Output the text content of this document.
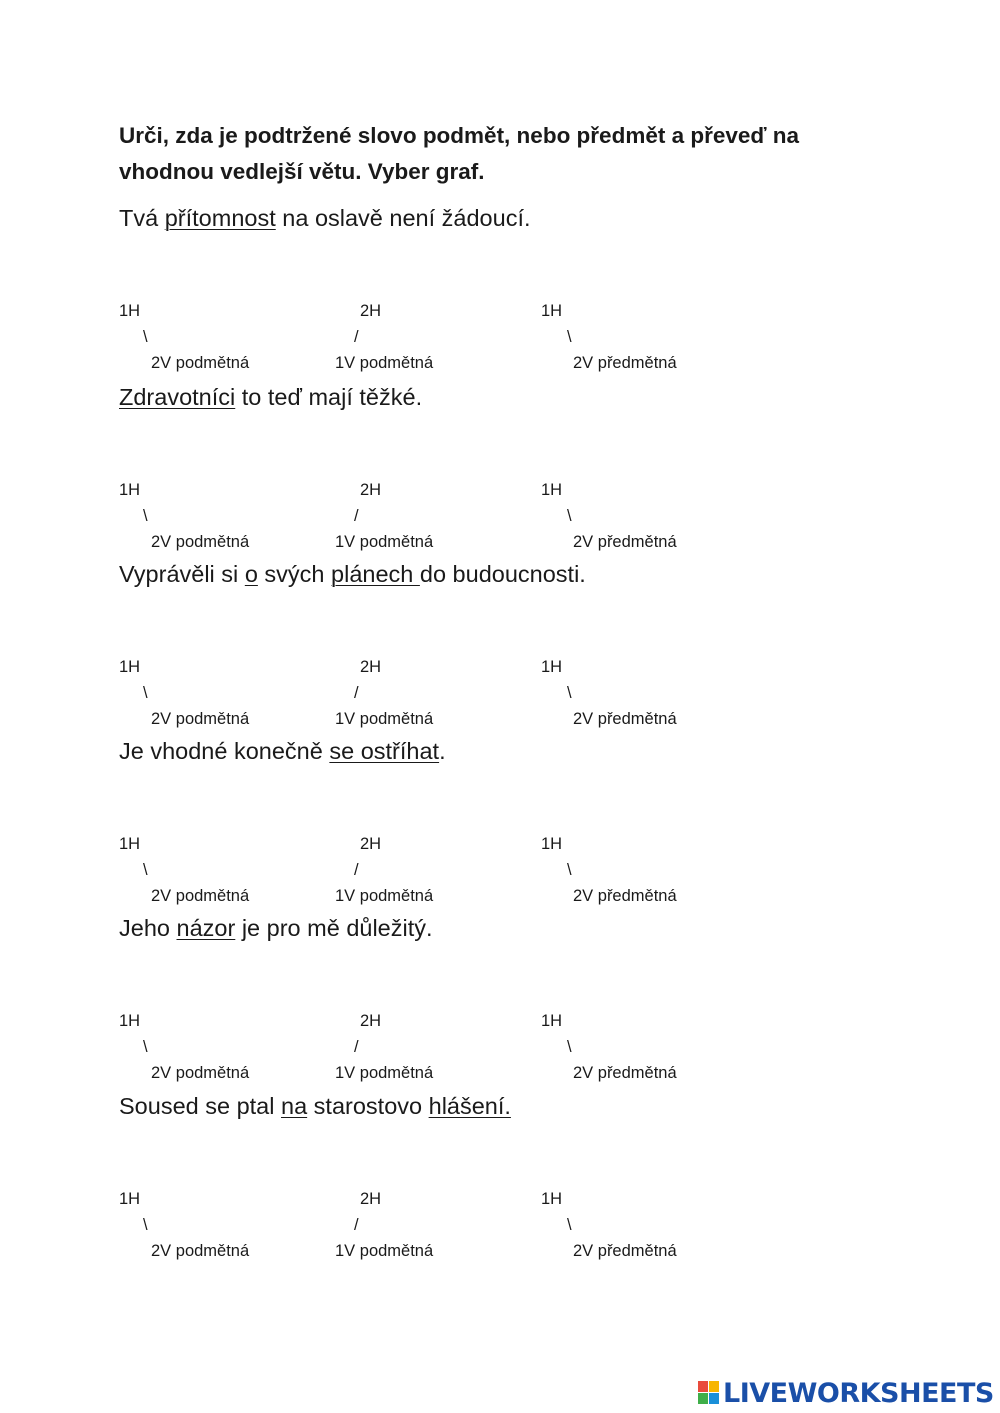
Urči, zda je podtržené slovo podmět, nebo předmět a převeď na vhodnou vedlejší větu. Vyber graf.
Tvá přítomnost na oslavě není žádoucí.
1H
\
2V podmětná
2H
/
1V podmětná
1H
\
2V předmětná
Zdravotníci to teď mají těžké.
1H
\
2V podmětná
2H
/
1V podmětná
1H
\
2V předmětná
Vyprávěli si o svých plánech do budoucnosti.
1H
\
2V podmětná
2H
/
1V podmětná
1H
\
2V předmětná
Je vhodné konečně se ostříhat.
1H
\
2V podmětná
2H
/
1V podmětná
1H
\
2V předmětná
Jeho názor je pro mě důležitý.
1H
\
2V podmětná
2H
/
1V podmětná
1H
\
2V předmětná
Soused se ptal na starostovo hlášení.
1H
\
2V podmětná
2H
/
1V podmětná
1H
\
2V předmětná
LIVEWORKSHEETS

★ ★ ★ ★

[GOAL OF THE EXERCISE]: Write the listing out a second time exactly, dropping all images.

[FULL SOLUTION]:
Output the text content of this document.
Urči, zda je podtržené slovo podmět, nebo předmět a převeď na vhodnou vedlejší větu. Vyber graf.
Tvá přítomnost na oslavě není žádoucí.
1H
\
2V podmětná
2H
/
1V podmětná
1H
\
2V předmětná
Zdravotníci to teď mají těžké.
1H
\
2V podmětná
2H
/
1V podmětná
1H
\
2V předmětná
Vyprávěli si o svých plánech do budoucnosti.
1H
\
2V podmětná
2H
/
1V podmětná
1H
\
2V předmětná
Je vhodné konečně se ostříhat.
1H
\
2V podmětná
2H
/
1V podmětná
1H
\
2V předmětná
Jeho názor je pro mě důležitý.
1H
\
2V podmětná
2H
/
1V podmětná
1H
\
2V předmětná
Soused se ptal na starostovo hlášení.
1H
\
2V podmětná
2H
/
1V podmětná
1H
\
2V předmětná
LIVEWORKSHEETS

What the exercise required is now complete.